→ **Exercise prompt**:
Write out the full set of records below exactly.

■ ■ ■ ■ ■ ■ ■

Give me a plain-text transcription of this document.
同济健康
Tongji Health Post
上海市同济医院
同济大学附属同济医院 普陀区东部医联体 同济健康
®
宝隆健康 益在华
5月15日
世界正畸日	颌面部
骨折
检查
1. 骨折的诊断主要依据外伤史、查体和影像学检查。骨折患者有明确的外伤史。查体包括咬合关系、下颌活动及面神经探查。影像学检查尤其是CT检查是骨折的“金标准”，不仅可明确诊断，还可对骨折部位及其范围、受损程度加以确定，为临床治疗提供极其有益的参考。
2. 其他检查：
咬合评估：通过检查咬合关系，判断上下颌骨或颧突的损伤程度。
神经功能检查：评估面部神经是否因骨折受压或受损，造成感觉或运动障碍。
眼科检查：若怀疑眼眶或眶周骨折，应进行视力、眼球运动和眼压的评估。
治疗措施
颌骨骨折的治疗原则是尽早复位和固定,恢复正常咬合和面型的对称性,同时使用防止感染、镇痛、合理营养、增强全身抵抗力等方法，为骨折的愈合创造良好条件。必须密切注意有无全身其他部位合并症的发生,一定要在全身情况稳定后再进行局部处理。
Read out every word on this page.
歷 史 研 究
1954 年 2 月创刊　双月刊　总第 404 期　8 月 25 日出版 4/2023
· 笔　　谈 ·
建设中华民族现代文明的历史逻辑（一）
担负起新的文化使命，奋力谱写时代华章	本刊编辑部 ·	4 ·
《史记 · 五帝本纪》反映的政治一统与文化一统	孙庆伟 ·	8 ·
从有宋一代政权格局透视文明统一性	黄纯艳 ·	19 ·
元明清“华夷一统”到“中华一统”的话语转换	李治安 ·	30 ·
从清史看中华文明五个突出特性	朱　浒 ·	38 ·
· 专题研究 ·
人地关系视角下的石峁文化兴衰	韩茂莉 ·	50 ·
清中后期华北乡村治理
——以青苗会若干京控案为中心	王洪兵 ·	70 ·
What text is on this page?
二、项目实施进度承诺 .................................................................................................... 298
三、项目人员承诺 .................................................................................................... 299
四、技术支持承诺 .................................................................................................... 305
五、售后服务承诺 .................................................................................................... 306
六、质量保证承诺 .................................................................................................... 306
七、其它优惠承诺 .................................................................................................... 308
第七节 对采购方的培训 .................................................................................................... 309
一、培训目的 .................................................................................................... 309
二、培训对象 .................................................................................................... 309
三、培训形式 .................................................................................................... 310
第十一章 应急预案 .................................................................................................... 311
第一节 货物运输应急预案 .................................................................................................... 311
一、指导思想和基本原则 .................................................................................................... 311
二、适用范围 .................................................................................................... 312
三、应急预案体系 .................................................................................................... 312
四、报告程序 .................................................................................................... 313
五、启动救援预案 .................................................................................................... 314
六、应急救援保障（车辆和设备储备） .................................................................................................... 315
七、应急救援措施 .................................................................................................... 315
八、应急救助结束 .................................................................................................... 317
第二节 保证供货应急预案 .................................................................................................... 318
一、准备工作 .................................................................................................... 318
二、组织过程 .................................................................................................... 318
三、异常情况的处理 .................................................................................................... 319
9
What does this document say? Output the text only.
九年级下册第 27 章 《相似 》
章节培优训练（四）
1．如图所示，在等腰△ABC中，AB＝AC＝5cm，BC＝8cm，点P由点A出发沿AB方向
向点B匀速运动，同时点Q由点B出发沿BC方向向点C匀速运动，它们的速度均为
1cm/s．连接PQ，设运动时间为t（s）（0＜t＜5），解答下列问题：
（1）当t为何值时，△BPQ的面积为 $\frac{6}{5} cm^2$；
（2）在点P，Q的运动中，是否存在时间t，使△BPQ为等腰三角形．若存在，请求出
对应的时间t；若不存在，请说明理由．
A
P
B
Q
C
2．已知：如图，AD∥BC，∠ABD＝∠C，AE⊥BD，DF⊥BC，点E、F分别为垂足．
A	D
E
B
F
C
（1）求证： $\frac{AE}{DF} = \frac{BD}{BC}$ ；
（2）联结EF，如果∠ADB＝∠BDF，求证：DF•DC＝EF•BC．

■ ■ ■ ■ ■ ■ ■

→ **Exercise solution**:
Give me a plain-text transcription of this document.
同济健康
Tongji Health Post
上海市同济医院
同济大学附属同济医院 普陀区东部医联体 同济健康
®
宝隆健康 益在华
5月15日
世界正畸日	颌面部
骨折
检查
1. 骨折的诊断主要依据外伤史、查体和影像学检查。骨折患者有明确的外伤史。查体包括咬合关系、下颌活动及面神经探查。影像学检查尤其是CT检查是骨折的“金标准”，不仅可明确诊断，还可对骨折部位及其范围、受损程度加以确定，为临床治疗提供极其有益的参考。
2. 其他检查：
咬合评估：通过检查咬合关系，判断上下颌骨或颧突的损伤程度。
神经功能检查：评估面部神经是否因骨折受压或受损，造成感觉或运动障碍。
眼科检查：若怀疑眼眶或眶周骨折，应进行视力、眼球运动和眼压的评估。
治疗措施
颌骨骨折的治疗原则是尽早复位和固定,恢复正常咬合和面型的对称性,同时使用防止感染、镇痛、合理营养、增强全身抵抗力等方法，为骨折的愈合创造良好条件。必须密切注意有无全身其他部位合并症的发生,一定要在全身情况稳定后再进行局部处理。
Read out every word on this page.
歷 史 研 究
1954 年 2 月创刊　双月刊　总第 404 期　8 月 25 日出版 4/2023
· 笔　　谈 ·
建设中华民族现代文明的历史逻辑（一）
担负起新的文化使命，奋力谱写时代华章	本刊编辑部 ·	4 ·
《史记 · 五帝本纪》反映的政治一统与文化一统	孙庆伟 ·	8 ·
从有宋一代政权格局透视文明统一性	黄纯艳 ·	19 ·
元明清“华夷一统”到“中华一统”的话语转换	李治安 ·	30 ·
从清史看中华文明五个突出特性	朱　浒 ·	38 ·
· 专题研究 ·
人地关系视角下的石峁文化兴衰	韩茂莉 ·	50 ·
清中后期华北乡村治理
——以青苗会若干京控案为中心	王洪兵 ·	70 ·
What text is on this page?
二、项目实施进度承诺 .................................................................................................... 298
三、项目人员承诺 .................................................................................................... 299
四、技术支持承诺 .................................................................................................... 305
五、售后服务承诺 .................................................................................................... 306
六、质量保证承诺 .................................................................................................... 306
七、其它优惠承诺 .................................................................................................... 308
第七节 对采购方的培训 .................................................................................................... 309
一、培训目的 .................................................................................................... 309
二、培训对象 .................................................................................................... 309
三、培训形式 .................................................................................................... 310
第十一章 应急预案 .................................................................................................... 311
第一节 货物运输应急预案 .................................................................................................... 311
一、指导思想和基本原则 .................................................................................................... 311
二、适用范围 .................................................................................................... 312
三、应急预案体系 .................................................................................................... 312
四、报告程序 .................................................................................................... 313
五、启动救援预案 .................................................................................................... 314
六、应急救援保障（车辆和设备储备） .................................................................................................... 315
七、应急救援措施 .................................................................................................... 315
八、应急救助结束 .................................................................................................... 317
第二节 保证供货应急预案 .................................................................................................... 318
一、准备工作 .................................................................................................... 318
二、组织过程 .................................................................................................... 318
三、异常情况的处理 .................................................................................................... 319
9
What does this document say? Output the text only.
九年级下册第 27 章 《相似 》
章节培优训练（四）
1．如图所示，在等腰△ABC中，AB＝AC＝5cm，BC＝8cm，点P由点A出发沿AB方向
向点B匀速运动，同时点Q由点B出发沿BC方向向点C匀速运动，它们的速度均为
1cm/s．连接PQ，设运动时间为t（s）（0＜t＜5），解答下列问题：
（1）当t为何值时，△BPQ的面积为 $\frac{6}{5} cm^2$；
（2）在点P，Q的运动中，是否存在时间t，使△BPQ为等腰三角形．若存在，请求出
对应的时间t；若不存在，请说明理由．
A
P
B
Q
C
2．已知：如图，AD∥BC，∠ABD＝∠C，AE⊥BD，DF⊥BC，点E、F分别为垂足．
A	D
E
B
F
C
（1）求证： $\frac{AE}{DF} = \frac{BD}{BC}$ ；
（2）联结EF，如果∠ADB＝∠BDF，求证：DF•DC＝EF•BC．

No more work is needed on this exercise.